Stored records
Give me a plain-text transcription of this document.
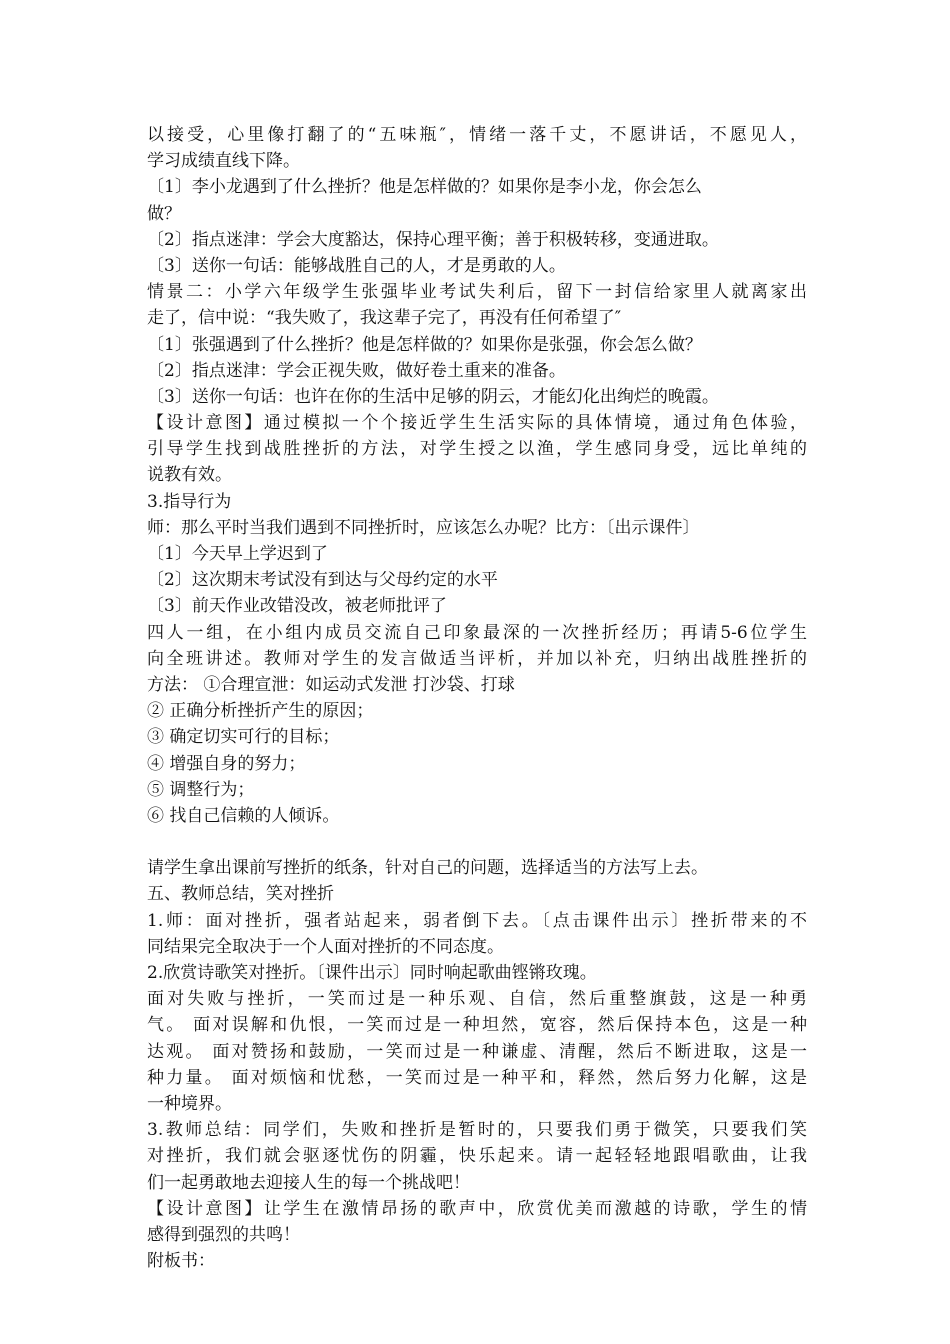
以接受，心里像打翻了的“五味瓶″，情绪一落千丈，不愿讲话，不愿见人，
学习成绩直线下降。
〔1〕李小龙遇到了什么挫折？他是怎样做的？如果你是李小龙，你会怎么
做？
〔2〕指点迷津：学会大度豁达，保持心理平衡；善于积极转移，变通进取。
〔3〕送你一句话：能够战胜自己的人，才是勇敢的人。
情景二：小学六年级学生张强毕业考试失利后，留下一封信给家里人就离家出
走了，信中说：“我失败了，我这辈子完了，再没有任何希望了″
〔1〕张强遇到了什么挫折？他是怎样做的？如果你是张强，你会怎么做？
〔2〕指点迷津：学会正视失败，做好卷土重来的准备。
〔3〕送你一句话：也许在你的生活中足够的阴云，才能幻化出绚烂的晚霞。
【设计意图】通过模拟一个个接近学生生活实际的具体情境，通过角色体验，
引导学生找到战胜挫折的方法，对学生授之以渔，学生感同身受，远比单纯的
说教有效。
3.指导行为
师：那么平时当我们遇到不同挫折时，应该怎么办呢？比方：〔出示课件〕
〔1〕今天早上学迟到了
〔2〕这次期末考试没有到达与父母约定的水平
〔3〕前天作业改错没改，被老师批评了
四人一组，在小组内成员交流自己印象最深的一次挫折经历；再请5-6位学生
向全班讲述。教师对学生的发言做适当评析，并加以补充，归纳出战胜挫折的
方法： ①合理宣泄：如运动式发泄 打沙袋、打球
② 正确分析挫折产生的原因；
③ 确定切实可行的目标；
④ 增强自身的努力；
⑤ 调整行为；
⑥ 找自己信赖的人倾诉。
请学生拿出课前写挫折的纸条，针对自己的问题，选择适当的方法写上去。
五、教师总结，笑对挫折
1.师：面对挫折，强者站起来，弱者倒下去。〔点击课件出示〕挫折带来的不
同结果完全取决于一个人面对挫折的不同态度。
2.欣赏诗歌笑对挫折。〔课件出示〕同时响起歌曲铿锵玫瑰。
面对失败与挫折，一笑而过是一种乐观、自信，然后重整旗鼓，这是一种勇
气。 面对误解和仇恨，一笑而过是一种坦然，宽容，然后保持本色，这是一种
达观。 面对赞扬和鼓励，一笑而过是一种谦虚、清醒，然后不断进取，这是一
种力量。 面对烦恼和忧愁，一笑而过是一种平和，释然，然后努力化解，这是
一种境界。
3.教师总结：同学们，失败和挫折是暂时的，只要我们勇于微笑，只要我们笑
对挫折，我们就会驱逐忧伤的阴霾，快乐起来。请一起轻轻地跟唱歌曲，让我
们一起勇敢地去迎接人生的每一个挑战吧！
【设计意图】让学生在激情昂扬的歌声中，欣赏优美而激越的诗歌，学生的情
感得到强烈的共鸣！
附板书：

PROBLEM STATEMENT = With the pictures omitted, reproduce the records in full and exactly.

COMPLETE ANSWER =
Give me a plain-text transcription of this document.
以接受，心里像打翻了的“五味瓶″，情绪一落千丈，不愿讲话，不愿见人，
学习成绩直线下降。
〔1〕李小龙遇到了什么挫折？他是怎样做的？如果你是李小龙，你会怎么
做？
〔2〕指点迷津：学会大度豁达，保持心理平衡；善于积极转移，变通进取。
〔3〕送你一句话：能够战胜自己的人，才是勇敢的人。
情景二：小学六年级学生张强毕业考试失利后，留下一封信给家里人就离家出
走了，信中说：“我失败了，我这辈子完了，再没有任何希望了″
〔1〕张强遇到了什么挫折？他是怎样做的？如果你是张强，你会怎么做？
〔2〕指点迷津：学会正视失败，做好卷土重来的准备。
〔3〕送你一句话：也许在你的生活中足够的阴云，才能幻化出绚烂的晚霞。
【设计意图】通过模拟一个个接近学生生活实际的具体情境，通过角色体验，
引导学生找到战胜挫折的方法，对学生授之以渔，学生感同身受，远比单纯的
说教有效。
3.指导行为
师：那么平时当我们遇到不同挫折时，应该怎么办呢？比方：〔出示课件〕
〔1〕今天早上学迟到了
〔2〕这次期末考试没有到达与父母约定的水平
〔3〕前天作业改错没改，被老师批评了
四人一组，在小组内成员交流自己印象最深的一次挫折经历；再请5-6位学生
向全班讲述。教师对学生的发言做适当评析，并加以补充，归纳出战胜挫折的
方法： ①合理宣泄：如运动式发泄 打沙袋、打球
② 正确分析挫折产生的原因；
③ 确定切实可行的目标；
④ 增强自身的努力；
⑤ 调整行为；
⑥ 找自己信赖的人倾诉。
请学生拿出课前写挫折的纸条，针对自己的问题，选择适当的方法写上去。
五、教师总结，笑对挫折
1.师：面对挫折，强者站起来，弱者倒下去。〔点击课件出示〕挫折带来的不
同结果完全取决于一个人面对挫折的不同态度。
2.欣赏诗歌笑对挫折。〔课件出示〕同时响起歌曲铿锵玫瑰。
面对失败与挫折，一笑而过是一种乐观、自信，然后重整旗鼓，这是一种勇
气。 面对误解和仇恨，一笑而过是一种坦然，宽容，然后保持本色，这是一种
达观。 面对赞扬和鼓励，一笑而过是一种谦虚、清醒，然后不断进取，这是一
种力量。 面对烦恼和忧愁，一笑而过是一种平和，释然，然后努力化解，这是
一种境界。
3.教师总结：同学们，失败和挫折是暂时的，只要我们勇于微笑，只要我们笑
对挫折，我们就会驱逐忧伤的阴霾，快乐起来。请一起轻轻地跟唱歌曲，让我
们一起勇敢地去迎接人生的每一个挑战吧！
【设计意图】让学生在激情昂扬的歌声中，欣赏优美而激越的诗歌，学生的情
感得到强烈的共鸣！
附板书：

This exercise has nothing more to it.